_DATA PROVIDED:_

────

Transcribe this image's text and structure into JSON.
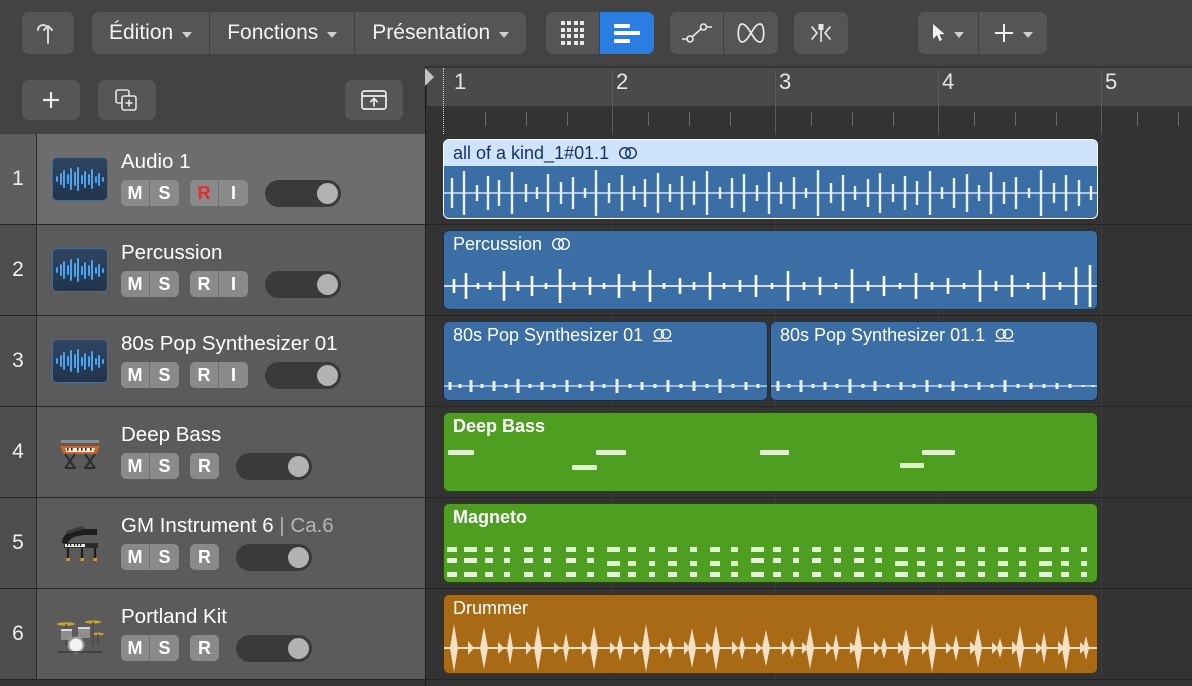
{
  "app": "Logic Pro - Arrange window (French UI)",
  "toolbar": {
    "nav_up_icon": "arrow-up-icon",
    "menus": [
      {
        "label": "Édition",
        "icon": "chevron-down-icon"
      },
      {
        "label": "Fonctions",
        "icon": "chevron-down-icon"
      },
      {
        "label": "Présentation",
        "icon": "chevron-down-icon"
      }
    ],
    "view_toggle": [
      {
        "name": "grid-view",
        "icon": "grid-icon",
        "active": false
      },
      {
        "name": "list-view",
        "icon": "list-icon",
        "active": true
      }
    ],
    "editor_buttons": [
      {
        "name": "automation",
        "icon": "automation-node-icon"
      },
      {
        "name": "flex",
        "icon": "flex-curve-icon"
      }
    ],
    "snap_button": {
      "name": "snap-to-marker",
      "icon": "snap-marker-icon"
    },
    "tools": [
      {
        "name": "pointer-tool",
        "icon": "pointer-arrow-icon",
        "caret": true
      },
      {
        "name": "marquee-tool",
        "icon": "plus-crosshair-icon",
        "caret": true
      }
    ]
  },
  "left_header_bar": {
    "add_track": {
      "icon": "plus-icon",
      "label": "+"
    },
    "duplicate_track": {
      "icon": "duplicate-track-icon"
    },
    "open_library": {
      "icon": "open-panel-icon"
    }
  },
  "ruler": {
    "bars": [
      "1",
      "2",
      "3",
      "4",
      "5"
    ],
    "unit": "bars",
    "subdivisions_per_bar": 4
  },
  "tracks": [
    {
      "number": "1",
      "name": "Audio 1",
      "name_suffix": "",
      "icon": "audio-waveform-icon",
      "buttons": [
        "M",
        "S",
        "R",
        "I"
      ],
      "record_armed": true,
      "selected": true,
      "toggle_on": true
    },
    {
      "number": "2",
      "name": "Percussion",
      "name_suffix": "",
      "icon": "audio-waveform-icon",
      "buttons": [
        "M",
        "S",
        "R",
        "I"
      ],
      "record_armed": false,
      "selected": false,
      "toggle_on": true
    },
    {
      "number": "3",
      "name": "80s Pop Synthesizer 01",
      "name_suffix": "",
      "icon": "audio-waveform-icon",
      "buttons": [
        "M",
        "S",
        "R",
        "I"
      ],
      "record_armed": false,
      "selected": false,
      "toggle_on": true
    },
    {
      "number": "4",
      "name": "Deep Bass",
      "name_suffix": "",
      "icon": "synth-keyboard-icon",
      "buttons": [
        "M",
        "S",
        "R"
      ],
      "record_armed": false,
      "selected": false,
      "toggle_on": true
    },
    {
      "number": "5",
      "name": "GM Instrument 6",
      "name_suffix": " | Ca.6",
      "icon": "grand-piano-icon",
      "buttons": [
        "M",
        "S",
        "R"
      ],
      "record_armed": false,
      "selected": false,
      "toggle_on": true
    },
    {
      "number": "6",
      "name": "Portland Kit",
      "name_suffix": "",
      "icon": "drum-kit-icon",
      "buttons": [
        "M",
        "S",
        "R"
      ],
      "record_armed": false,
      "selected": false,
      "toggle_on": true
    }
  ],
  "regions": [
    {
      "track": "1",
      "title": "all of a kind_1#01.1",
      "badge": "stereo-circles-icon",
      "color": "#3a6ea5",
      "selected": true,
      "type": "audio"
    },
    {
      "track": "2",
      "title": "Percussion",
      "badge": "stereo-circles-icon",
      "color": "#3a6ea5",
      "selected": false,
      "type": "audio"
    },
    {
      "track": "3",
      "title": "80s Pop Synthesizer 01",
      "badge": "stereo-circles-underlined-icon",
      "color": "#3a6ea5",
      "selected": false,
      "type": "audio"
    },
    {
      "track": "3",
      "title": "80s Pop Synthesizer 01.1",
      "badge": "stereo-circles-underlined-icon",
      "color": "#3a6ea5",
      "selected": false,
      "type": "audio"
    },
    {
      "track": "4",
      "title": "Deep Bass",
      "badge": "",
      "color": "#4e9e22",
      "selected": false,
      "type": "midi"
    },
    {
      "track": "5",
      "title": "Magneto",
      "badge": "",
      "color": "#4e9e22",
      "selected": false,
      "type": "midi"
    },
    {
      "track": "6",
      "title": "Drummer",
      "badge": "",
      "color": "#a86a14",
      "selected": false,
      "type": "drummer"
    }
  ],
  "colors": {
    "accent_blue": "#2a7de1",
    "audio_region": "#3a6ea5",
    "midi_region": "#4e9e22",
    "drummer_region": "#a86a14",
    "record_red": "#e03030",
    "toolbar_bg": "#434343",
    "canvas_bg": "#333333"
  }
}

────

_SET EXERCISE:_ Give every line back word for word and leave the pictures out.

_OUTPUT:_
Transcribe this image's text and structure into JSON.
{
  "app": "Logic Pro - Arrange window (French UI)",
  "toolbar": {
    "nav_up_icon": "arrow-up-icon",
    "menus": [
      {
        "label": "Édition",
        "icon": "chevron-down-icon"
      },
      {
        "label": "Fonctions",
        "icon": "chevron-down-icon"
      },
      {
        "label": "Présentation",
        "icon": "chevron-down-icon"
      }
    ],
    "view_toggle": [
      {
        "name": "grid-view",
        "icon": "grid-icon",
        "active": false
      },
      {
        "name": "list-view",
        "icon": "list-icon",
        "active": true
      }
    ],
    "editor_buttons": [
      {
        "name": "automation",
        "icon": "automation-node-icon"
      },
      {
        "name": "flex",
        "icon": "flex-curve-icon"
      }
    ],
    "snap_button": {
      "name": "snap-to-marker",
      "icon": "snap-marker-icon"
    },
    "tools": [
      {
        "name": "pointer-tool",
        "icon": "pointer-arrow-icon",
        "caret": true
      },
      {
        "name": "marquee-tool",
        "icon": "plus-crosshair-icon",
        "caret": true
      }
    ]
  },
  "left_header_bar": {
    "add_track": {
      "icon": "plus-icon",
      "label": "+"
    },
    "duplicate_track": {
      "icon": "duplicate-track-icon"
    },
    "open_library": {
      "icon": "open-panel-icon"
    }
  },
  "ruler": {
    "bars": [
      "1",
      "2",
      "3",
      "4",
      "5"
    ],
    "unit": "bars",
    "subdivisions_per_bar": 4
  },
  "tracks": [
    {
      "number": "1",
      "name": "Audio 1",
      "name_suffix": "",
      "icon": "audio-waveform-icon",
      "buttons": [
        "M",
        "S",
        "R",
        "I"
      ],
      "record_armed": true,
      "selected": true,
      "toggle_on": true
    },
    {
      "number": "2",
      "name": "Percussion",
      "name_suffix": "",
      "icon": "audio-waveform-icon",
      "buttons": [
        "M",
        "S",
        "R",
        "I"
      ],
      "record_armed": false,
      "selected": false,
      "toggle_on": true
    },
    {
      "number": "3",
      "name": "80s Pop Synthesizer 01",
      "name_suffix": "",
      "icon": "audio-waveform-icon",
      "buttons": [
        "M",
        "S",
        "R",
        "I"
      ],
      "record_armed": false,
      "selected": false,
      "toggle_on": true
    },
    {
      "number": "4",
      "name": "Deep Bass",
      "name_suffix": "",
      "icon": "synth-keyboard-icon",
      "buttons": [
        "M",
        "S",
        "R"
      ],
      "record_armed": false,
      "selected": false,
      "toggle_on": true
    },
    {
      "number": "5",
      "name": "GM Instrument 6",
      "name_suffix": " | Ca.6",
      "icon": "grand-piano-icon",
      "buttons": [
        "M",
        "S",
        "R"
      ],
      "record_armed": false,
      "selected": false,
      "toggle_on": true
    },
    {
      "number": "6",
      "name": "Portland Kit",
      "name_suffix": "",
      "icon": "drum-kit-icon",
      "buttons": [
        "M",
        "S",
        "R"
      ],
      "record_armed": false,
      "selected": false,
      "toggle_on": true
    }
  ],
  "regions": [
    {
      "track": "1",
      "title": "all of a kind_1#01.1",
      "badge": "stereo-circles-icon",
      "color": "#3a6ea5",
      "selected": true,
      "type": "audio"
    },
    {
      "track": "2",
      "title": "Percussion",
      "badge": "stereo-circles-icon",
      "color": "#3a6ea5",
      "selected": false,
      "type": "audio"
    },
    {
      "track": "3",
      "title": "80s Pop Synthesizer 01",
      "badge": "stereo-circles-underlined-icon",
      "color": "#3a6ea5",
      "selected": false,
      "type": "audio"
    },
    {
      "track": "3",
      "title": "80s Pop Synthesizer 01.1",
      "badge": "stereo-circles-underlined-icon",
      "color": "#3a6ea5",
      "selected": false,
      "type": "audio"
    },
    {
      "track": "4",
      "title": "Deep Bass",
      "badge": "",
      "color": "#4e9e22",
      "selected": false,
      "type": "midi"
    },
    {
      "track": "5",
      "title": "Magneto",
      "badge": "",
      "color": "#4e9e22",
      "selected": false,
      "type": "midi"
    },
    {
      "track": "6",
      "title": "Drummer",
      "badge": "",
      "color": "#a86a14",
      "selected": false,
      "type": "drummer"
    }
  ],
  "colors": {
    "accent_blue": "#2a7de1",
    "audio_region": "#3a6ea5",
    "midi_region": "#4e9e22",
    "drummer_region": "#a86a14",
    "record_red": "#e03030",
    "toolbar_bg": "#434343",
    "canvas_bg": "#333333"
  }
}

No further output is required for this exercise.